Task directions:
Will you transcribe the entries that follow, exactly and in full?

Data rows:
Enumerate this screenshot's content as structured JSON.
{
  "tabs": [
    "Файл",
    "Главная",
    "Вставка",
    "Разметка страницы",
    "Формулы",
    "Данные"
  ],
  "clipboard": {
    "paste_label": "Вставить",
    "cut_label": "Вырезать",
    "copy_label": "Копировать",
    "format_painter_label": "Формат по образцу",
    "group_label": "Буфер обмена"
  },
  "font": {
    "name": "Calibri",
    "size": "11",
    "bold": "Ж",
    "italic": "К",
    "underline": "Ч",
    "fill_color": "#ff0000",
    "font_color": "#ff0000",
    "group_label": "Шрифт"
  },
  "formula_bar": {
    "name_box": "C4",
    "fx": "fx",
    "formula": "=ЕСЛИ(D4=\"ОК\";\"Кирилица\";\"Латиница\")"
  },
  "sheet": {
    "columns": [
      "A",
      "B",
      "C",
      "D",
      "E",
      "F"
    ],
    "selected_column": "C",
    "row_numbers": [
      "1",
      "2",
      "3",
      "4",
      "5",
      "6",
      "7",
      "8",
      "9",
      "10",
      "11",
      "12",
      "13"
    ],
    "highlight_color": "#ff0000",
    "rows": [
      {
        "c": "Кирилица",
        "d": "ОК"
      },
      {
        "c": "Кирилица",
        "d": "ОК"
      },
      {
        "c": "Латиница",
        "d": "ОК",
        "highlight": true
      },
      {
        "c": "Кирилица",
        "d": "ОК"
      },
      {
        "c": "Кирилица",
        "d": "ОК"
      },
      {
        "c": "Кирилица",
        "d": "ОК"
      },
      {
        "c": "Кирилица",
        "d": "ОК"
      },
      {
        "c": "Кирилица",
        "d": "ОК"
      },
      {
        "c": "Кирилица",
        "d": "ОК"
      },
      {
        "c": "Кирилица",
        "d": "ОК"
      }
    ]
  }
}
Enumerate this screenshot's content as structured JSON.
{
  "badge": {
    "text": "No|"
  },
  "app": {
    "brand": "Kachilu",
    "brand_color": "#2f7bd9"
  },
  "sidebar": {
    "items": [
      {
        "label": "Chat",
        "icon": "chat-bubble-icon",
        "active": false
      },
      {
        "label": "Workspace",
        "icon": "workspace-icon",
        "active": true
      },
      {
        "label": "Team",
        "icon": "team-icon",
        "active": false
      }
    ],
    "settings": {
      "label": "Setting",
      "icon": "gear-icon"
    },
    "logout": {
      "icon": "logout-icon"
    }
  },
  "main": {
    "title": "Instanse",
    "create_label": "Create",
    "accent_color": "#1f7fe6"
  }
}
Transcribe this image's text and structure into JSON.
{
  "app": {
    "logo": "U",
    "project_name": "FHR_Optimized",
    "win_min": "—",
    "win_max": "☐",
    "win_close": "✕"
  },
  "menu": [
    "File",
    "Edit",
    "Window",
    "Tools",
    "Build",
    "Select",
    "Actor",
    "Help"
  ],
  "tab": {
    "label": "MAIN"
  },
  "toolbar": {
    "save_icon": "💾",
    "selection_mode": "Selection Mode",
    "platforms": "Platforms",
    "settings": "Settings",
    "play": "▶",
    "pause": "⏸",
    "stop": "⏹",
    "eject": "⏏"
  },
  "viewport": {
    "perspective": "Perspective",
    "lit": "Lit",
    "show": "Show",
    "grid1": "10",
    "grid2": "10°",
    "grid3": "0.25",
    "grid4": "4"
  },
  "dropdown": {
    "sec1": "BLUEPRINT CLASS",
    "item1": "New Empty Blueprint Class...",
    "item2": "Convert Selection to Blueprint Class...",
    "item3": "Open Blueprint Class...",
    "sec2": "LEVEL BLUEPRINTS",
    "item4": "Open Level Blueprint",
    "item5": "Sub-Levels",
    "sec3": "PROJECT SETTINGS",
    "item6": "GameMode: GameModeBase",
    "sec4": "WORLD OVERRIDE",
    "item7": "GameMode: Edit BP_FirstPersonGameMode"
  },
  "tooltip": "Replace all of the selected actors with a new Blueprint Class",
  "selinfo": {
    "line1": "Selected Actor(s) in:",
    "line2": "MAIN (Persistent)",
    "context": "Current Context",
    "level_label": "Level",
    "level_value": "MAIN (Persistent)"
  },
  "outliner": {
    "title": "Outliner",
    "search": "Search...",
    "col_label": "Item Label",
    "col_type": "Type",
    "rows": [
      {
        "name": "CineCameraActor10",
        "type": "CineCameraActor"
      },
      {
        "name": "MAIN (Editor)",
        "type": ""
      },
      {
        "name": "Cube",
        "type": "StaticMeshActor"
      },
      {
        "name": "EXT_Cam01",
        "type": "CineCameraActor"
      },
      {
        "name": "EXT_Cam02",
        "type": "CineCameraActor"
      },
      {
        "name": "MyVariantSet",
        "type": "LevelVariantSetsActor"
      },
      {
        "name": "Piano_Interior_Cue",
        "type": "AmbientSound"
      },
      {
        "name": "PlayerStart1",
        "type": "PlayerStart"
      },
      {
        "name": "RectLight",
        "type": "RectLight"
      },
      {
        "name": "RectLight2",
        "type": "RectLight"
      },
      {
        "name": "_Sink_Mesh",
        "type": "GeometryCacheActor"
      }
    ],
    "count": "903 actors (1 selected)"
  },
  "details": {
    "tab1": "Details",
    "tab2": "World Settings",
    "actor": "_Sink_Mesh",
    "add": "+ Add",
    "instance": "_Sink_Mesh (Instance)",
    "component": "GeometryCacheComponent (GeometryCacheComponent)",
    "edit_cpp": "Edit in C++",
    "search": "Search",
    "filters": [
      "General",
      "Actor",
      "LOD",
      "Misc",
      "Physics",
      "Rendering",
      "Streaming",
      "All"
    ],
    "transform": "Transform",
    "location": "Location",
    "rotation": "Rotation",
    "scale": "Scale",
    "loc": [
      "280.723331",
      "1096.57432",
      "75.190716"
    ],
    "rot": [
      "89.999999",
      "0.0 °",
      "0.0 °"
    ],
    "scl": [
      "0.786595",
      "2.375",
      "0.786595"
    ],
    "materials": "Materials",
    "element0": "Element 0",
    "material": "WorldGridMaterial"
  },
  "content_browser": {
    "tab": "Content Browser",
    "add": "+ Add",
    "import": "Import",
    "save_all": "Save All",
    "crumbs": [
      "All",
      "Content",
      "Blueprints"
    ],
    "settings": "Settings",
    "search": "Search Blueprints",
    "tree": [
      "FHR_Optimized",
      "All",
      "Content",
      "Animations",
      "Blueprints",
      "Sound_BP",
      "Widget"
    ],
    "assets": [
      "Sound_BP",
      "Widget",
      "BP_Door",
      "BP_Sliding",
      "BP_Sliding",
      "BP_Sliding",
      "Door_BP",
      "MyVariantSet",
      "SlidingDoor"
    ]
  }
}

Output below:
Enumerate this screenshot's content as structured JSON.
{
  "tabs": [
    "Файл",
    "Главная",
    "Вставка",
    "Разметка страницы",
    "Формулы",
    "Данные"
  ],
  "clipboard": {
    "paste_label": "Вставить",
    "cut_label": "Вырезать",
    "copy_label": "Копировать",
    "format_painter_label": "Формат по образцу",
    "group_label": "Буфер обмена"
  },
  "font": {
    "name": "Calibri",
    "size": "11",
    "bold": "Ж",
    "italic": "К",
    "underline": "Ч",
    "fill_color": "#ff0000",
    "font_color": "#ff0000",
    "group_label": "Шрифт"
  },
  "formula_bar": {
    "name_box": "C4",
    "fx": "fx",
    "formula": "=ЕСЛИ(D4=\"ОК\";\"Кирилица\";\"Латиница\")"
  },
  "sheet": {
    "columns": [
      "A",
      "B",
      "C",
      "D",
      "E",
      "F"
    ],
    "selected_column": "C",
    "row_numbers": [
      "1",
      "2",
      "3",
      "4",
      "5",
      "6",
      "7",
      "8",
      "9",
      "10",
      "11",
      "12",
      "13"
    ],
    "highlight_color": "#ff0000",
    "rows": [
      {
        "c": "Кирилица",
        "d": "ОК"
      },
      {
        "c": "Кирилица",
        "d": "ОК"
      },
      {
        "c": "Латиница",
        "d": "ОК",
        "highlight": true
      },
      {
        "c": "Кирилица",
        "d": "ОК"
      },
      {
        "c": "Кирилица",
        "d": "ОК"
      },
      {
        "c": "Кирилица",
        "d": "ОК"
      },
      {
        "c": "Кирилица",
        "d": "ОК"
      },
      {
        "c": "Кирилица",
        "d": "ОК"
      },
      {
        "c": "Кирилица",
        "d": "ОК"
      },
      {
        "c": "Кирилица",
        "d": "ОК"
      }
    ]
  }
}
Enumerate this screenshot's content as structured JSON.
{
  "badge": {
    "text": "No|"
  },
  "app": {
    "brand": "Kachilu",
    "brand_color": "#2f7bd9"
  },
  "sidebar": {
    "items": [
      {
        "label": "Chat",
        "icon": "chat-bubble-icon",
        "active": false
      },
      {
        "label": "Workspace",
        "icon": "workspace-icon",
        "active": true
      },
      {
        "label": "Team",
        "icon": "team-icon",
        "active": false
      }
    ],
    "settings": {
      "label": "Setting",
      "icon": "gear-icon"
    },
    "logout": {
      "icon": "logout-icon"
    }
  },
  "main": {
    "title": "Instanse",
    "create_label": "Create",
    "accent_color": "#1f7fe6"
  }
}
Transcribe this image's text and structure into JSON.
{
  "app": {
    "logo": "U",
    "project_name": "FHR_Optimized",
    "win_min": "—",
    "win_max": "☐",
    "win_close": "✕"
  },
  "menu": [
    "File",
    "Edit",
    "Window",
    "Tools",
    "Build",
    "Select",
    "Actor",
    "Help"
  ],
  "tab": {
    "label": "MAIN"
  },
  "toolbar": {
    "save_icon": "💾",
    "selection_mode": "Selection Mode",
    "platforms": "Platforms",
    "settings": "Settings",
    "play": "▶",
    "pause": "⏸",
    "stop": "⏹",
    "eject": "⏏"
  },
  "viewport": {
    "perspective": "Perspective",
    "lit": "Lit",
    "show": "Show",
    "grid1": "10",
    "grid2": "10°",
    "grid3": "0.25",
    "grid4": "4"
  },
  "dropdown": {
    "sec1": "BLUEPRINT CLASS",
    "item1": "New Empty Blueprint Class...",
    "item2": "Convert Selection to Blueprint Class...",
    "item3": "Open Blueprint Class...",
    "sec2": "LEVEL BLUEPRINTS",
    "item4": "Open Level Blueprint",
    "item5": "Sub-Levels",
    "sec3": "PROJECT SETTINGS",
    "item6": "GameMode: GameModeBase",
    "sec4": "WORLD OVERRIDE",
    "item7": "GameMode: Edit BP_FirstPersonGameMode"
  },
  "tooltip": "Replace all of the selected actors with a new Blueprint Class",
  "selinfo": {
    "line1": "Selected Actor(s) in:",
    "line2": "MAIN (Persistent)",
    "context": "Current Context",
    "level_label": "Level",
    "level_value": "MAIN (Persistent)"
  },
  "outliner": {
    "title": "Outliner",
    "search": "Search...",
    "col_label": "Item Label",
    "col_type": "Type",
    "rows": [
      {
        "name": "CineCameraActor10",
        "type": "CineCameraActor"
      },
      {
        "name": "MAIN (Editor)",
        "type": ""
      },
      {
        "name": "Cube",
        "type": "StaticMeshActor"
      },
      {
        "name": "EXT_Cam01",
        "type": "CineCameraActor"
      },
      {
        "name": "EXT_Cam02",
        "type": "CineCameraActor"
      },
      {
        "name": "MyVariantSet",
        "type": "LevelVariantSetsActor"
      },
      {
        "name": "Piano_Interior_Cue",
        "type": "AmbientSound"
      },
      {
        "name": "PlayerStart1",
        "type": "PlayerStart"
      },
      {
        "name": "RectLight",
        "type": "RectLight"
      },
      {
        "name": "RectLight2",
        "type": "RectLight"
      },
      {
        "name": "_Sink_Mesh",
        "type": "GeometryCacheActor"
      }
    ],
    "count": "903 actors (1 selected)"
  },
  "details": {
    "tab1": "Details",
    "tab2": "World Settings",
    "actor": "_Sink_Mesh",
    "add": "+ Add",
    "instance": "_Sink_Mesh (Instance)",
    "component": "GeometryCacheComponent (GeometryCacheComponent)",
    "edit_cpp": "Edit in C++",
    "search": "Search",
    "filters": [
      "General",
      "Actor",
      "LOD",
      "Misc",
      "Physics",
      "Rendering",
      "Streaming",
      "All"
    ],
    "transform": "Transform",
    "location": "Location",
    "rotation": "Rotation",
    "scale": "Scale",
    "loc": [
      "280.723331",
      "1096.57432",
      "75.190716"
    ],
    "rot": [
      "89.999999",
      "0.0 °",
      "0.0 °"
    ],
    "scl": [
      "0.786595",
      "2.375",
      "0.786595"
    ],
    "materials": "Materials",
    "element0": "Element 0",
    "material": "WorldGridMaterial"
  },
  "content_browser": {
    "tab": "Content Browser",
    "add": "+ Add",
    "import": "Import",
    "save_all": "Save All",
    "crumbs": [
      "All",
      "Content",
      "Blueprints"
    ],
    "settings": "Settings",
    "search": "Search Blueprints",
    "tree": [
      "FHR_Optimized",
      "All",
      "Content",
      "Animations",
      "Blueprints",
      "Sound_BP",
      "Widget"
    ],
    "assets": [
      "Sound_BP",
      "Widget",
      "BP_Door",
      "BP_Sliding",
      "BP_Sliding",
      "BP_Sliding",
      "Door_BP",
      "MyVariantSet",
      "SlidingDoor"
    ]
  }
}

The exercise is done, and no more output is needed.